## Stated task
Transcribe the listing below word for word.

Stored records

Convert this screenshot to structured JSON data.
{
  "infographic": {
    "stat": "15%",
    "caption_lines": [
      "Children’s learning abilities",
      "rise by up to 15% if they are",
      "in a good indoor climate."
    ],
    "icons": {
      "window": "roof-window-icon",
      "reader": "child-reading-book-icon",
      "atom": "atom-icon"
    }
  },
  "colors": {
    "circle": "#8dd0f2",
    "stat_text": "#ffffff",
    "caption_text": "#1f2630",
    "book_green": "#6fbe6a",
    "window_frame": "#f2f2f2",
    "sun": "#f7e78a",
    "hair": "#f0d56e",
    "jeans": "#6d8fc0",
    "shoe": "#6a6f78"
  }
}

## The output
Convert this screenshot to structured JSON data.
{
  "infographic": {
    "stat": "15%",
    "caption_lines": [
      "Children’s learning abilities",
      "rise by up to 15% if they are",
      "in a good indoor climate."
    ],
    "icons": {
      "window": "roof-window-icon",
      "reader": "child-reading-book-icon",
      "atom": "atom-icon"
    }
  },
  "colors": {
    "circle": "#8dd0f2",
    "stat_text": "#ffffff",
    "caption_text": "#1f2630",
    "book_green": "#6fbe6a",
    "window_frame": "#f2f2f2",
    "sun": "#f7e78a",
    "hair": "#f0d56e",
    "jeans": "#6d8fc0",
    "shoe": "#6a6f78"
  }
}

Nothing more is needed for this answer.